THE EXERCISE: Reproduce every line of the listing as written, apart from the pictures.

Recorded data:
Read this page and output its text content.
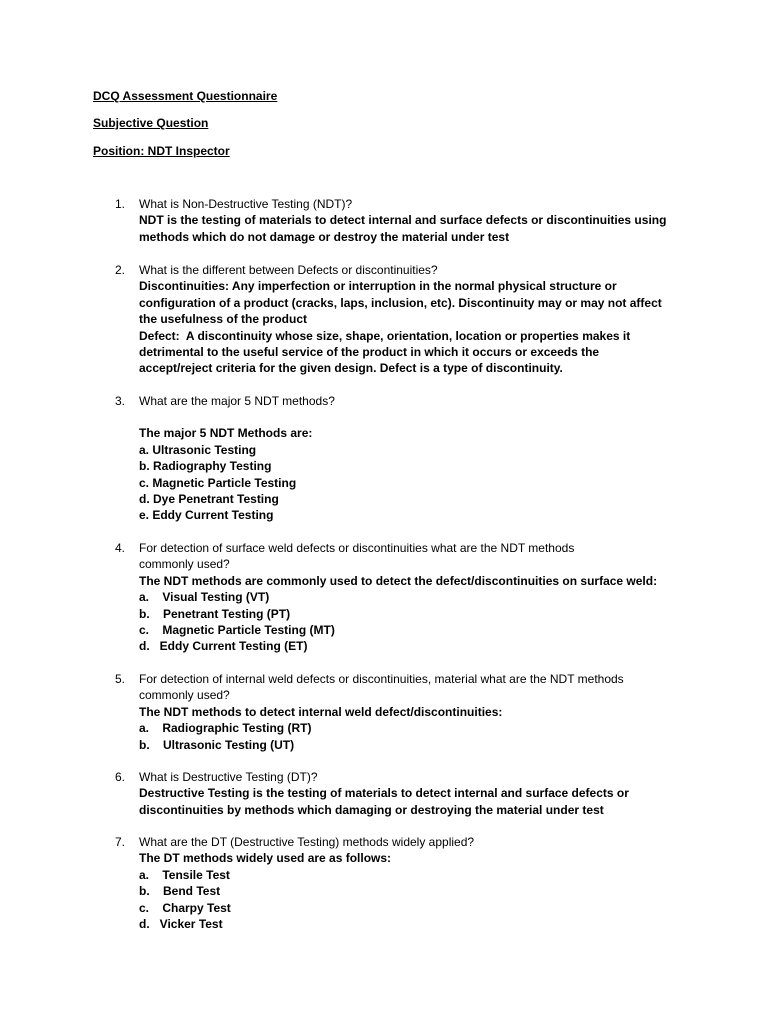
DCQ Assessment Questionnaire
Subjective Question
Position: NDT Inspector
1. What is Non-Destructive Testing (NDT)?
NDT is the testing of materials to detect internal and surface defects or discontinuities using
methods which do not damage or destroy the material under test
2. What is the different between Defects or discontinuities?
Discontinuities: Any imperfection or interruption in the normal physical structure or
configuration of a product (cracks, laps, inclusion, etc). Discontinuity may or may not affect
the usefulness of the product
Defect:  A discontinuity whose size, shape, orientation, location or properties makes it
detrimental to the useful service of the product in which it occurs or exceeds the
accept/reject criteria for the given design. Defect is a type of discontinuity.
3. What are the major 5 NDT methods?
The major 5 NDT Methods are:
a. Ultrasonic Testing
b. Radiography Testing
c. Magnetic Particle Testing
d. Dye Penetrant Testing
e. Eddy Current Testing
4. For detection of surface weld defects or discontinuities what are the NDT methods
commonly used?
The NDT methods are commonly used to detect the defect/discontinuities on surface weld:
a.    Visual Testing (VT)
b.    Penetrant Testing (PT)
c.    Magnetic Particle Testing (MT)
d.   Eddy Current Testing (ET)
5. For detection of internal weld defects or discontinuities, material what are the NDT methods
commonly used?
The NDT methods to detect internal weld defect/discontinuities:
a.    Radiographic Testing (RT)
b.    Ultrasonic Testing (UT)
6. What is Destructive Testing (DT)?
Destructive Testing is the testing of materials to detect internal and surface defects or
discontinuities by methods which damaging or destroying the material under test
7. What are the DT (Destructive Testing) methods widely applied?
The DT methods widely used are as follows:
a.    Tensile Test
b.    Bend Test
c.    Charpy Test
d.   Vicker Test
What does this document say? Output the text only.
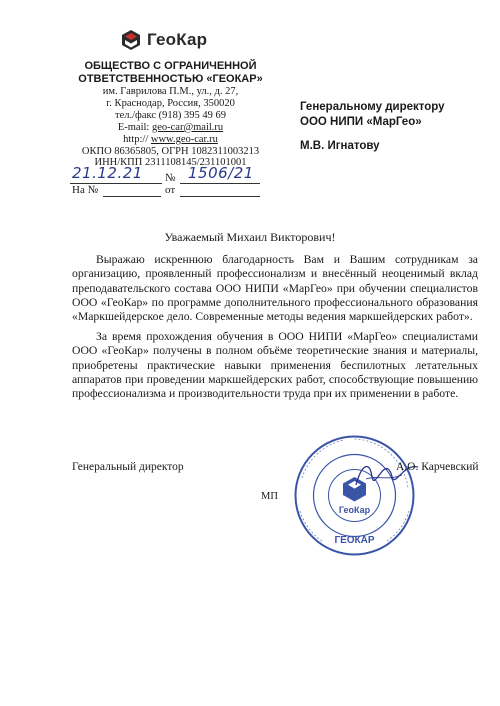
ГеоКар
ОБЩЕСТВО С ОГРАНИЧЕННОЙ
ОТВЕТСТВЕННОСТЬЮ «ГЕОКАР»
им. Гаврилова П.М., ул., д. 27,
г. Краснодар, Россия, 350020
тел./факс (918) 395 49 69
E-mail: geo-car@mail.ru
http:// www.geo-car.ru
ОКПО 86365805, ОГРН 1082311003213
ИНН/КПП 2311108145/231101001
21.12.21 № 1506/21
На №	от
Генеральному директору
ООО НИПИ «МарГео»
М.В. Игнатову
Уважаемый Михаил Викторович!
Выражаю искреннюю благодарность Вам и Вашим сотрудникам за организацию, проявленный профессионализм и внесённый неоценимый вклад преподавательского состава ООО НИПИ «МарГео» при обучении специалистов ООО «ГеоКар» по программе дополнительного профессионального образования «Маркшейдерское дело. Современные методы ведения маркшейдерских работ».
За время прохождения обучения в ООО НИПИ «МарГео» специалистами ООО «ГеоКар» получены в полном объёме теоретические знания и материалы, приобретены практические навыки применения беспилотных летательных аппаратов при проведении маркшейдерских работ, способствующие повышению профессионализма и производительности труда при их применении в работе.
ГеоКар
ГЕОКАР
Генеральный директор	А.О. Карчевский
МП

RESPONSE:
Read this page and output its text content.
DCQ Assessment Questionnaire
Subjective Question
Position: NDT Inspector
1. What is Non-Destructive Testing (NDT)?
NDT is the testing of materials to detect internal and surface defects or discontinuities using
methods which do not damage or destroy the material under test
2. What is the different between Defects or discontinuities?
Discontinuities: Any imperfection or interruption in the normal physical structure or
configuration of a product (cracks, laps, inclusion, etc). Discontinuity may or may not affect
the usefulness of the product
Defect:  A discontinuity whose size, shape, orientation, location or properties makes it
detrimental to the useful service of the product in which it occurs or exceeds the
accept/reject criteria for the given design. Defect is a type of discontinuity.
3. What are the major 5 NDT methods?
The major 5 NDT Methods are:
a. Ultrasonic Testing
b. Radiography Testing
c. Magnetic Particle Testing
d. Dye Penetrant Testing
e. Eddy Current Testing
4. For detection of surface weld defects or discontinuities what are the NDT methods
commonly used?
The NDT methods are commonly used to detect the defect/discontinuities on surface weld:
a.    Visual Testing (VT)
b.    Penetrant Testing (PT)
c.    Magnetic Particle Testing (MT)
d.   Eddy Current Testing (ET)
5. For detection of internal weld defects or discontinuities, material what are the NDT methods
commonly used?
The NDT methods to detect internal weld defect/discontinuities:
a.    Radiographic Testing (RT)
b.    Ultrasonic Testing (UT)
6. What is Destructive Testing (DT)?
Destructive Testing is the testing of materials to detect internal and surface defects or
discontinuities by methods which damaging or destroying the material under test
7. What are the DT (Destructive Testing) methods widely applied?
The DT methods widely used are as follows:
a.    Tensile Test
b.    Bend Test
c.    Charpy Test
d.   Vicker Test
What does this document say? Output the text only.
ГеоКар
ОБЩЕСТВО С ОГРАНИЧЕННОЙ
ОТВЕТСТВЕННОСТЬЮ «ГЕОКАР»
им. Гаврилова П.М., ул., д. 27,
г. Краснодар, Россия, 350020
тел./факс (918) 395 49 69
E-mail: geo-car@mail.ru
http:// www.geo-car.ru
ОКПО 86365805, ОГРН 1082311003213
ИНН/КПП 2311108145/231101001
21.12.21 № 1506/21
На №	от
Генеральному директору
ООО НИПИ «МарГео»
М.В. Игнатову
Уважаемый Михаил Викторович!
Выражаю искреннюю благодарность Вам и Вашим сотрудникам за организацию, проявленный профессионализм и внесённый неоценимый вклад преподавательского состава ООО НИПИ «МарГео» при обучении специалистов ООО «ГеоКар» по программе дополнительного профессионального образования «Маркшейдерское дело. Современные методы ведения маркшейдерских работ».
За время прохождения обучения в ООО НИПИ «МарГео» специалистами ООО «ГеоКар» получены в полном объёме теоретические знания и материалы, приобретены практические навыки применения беспилотных летательных аппаратов при проведении маркшейдерских работ, способствующие повышению профессионализма и производительности труда при их применении в работе.
ГеоКар
ГЕОКАР
Генеральный директор	А.О. Карчевский
МП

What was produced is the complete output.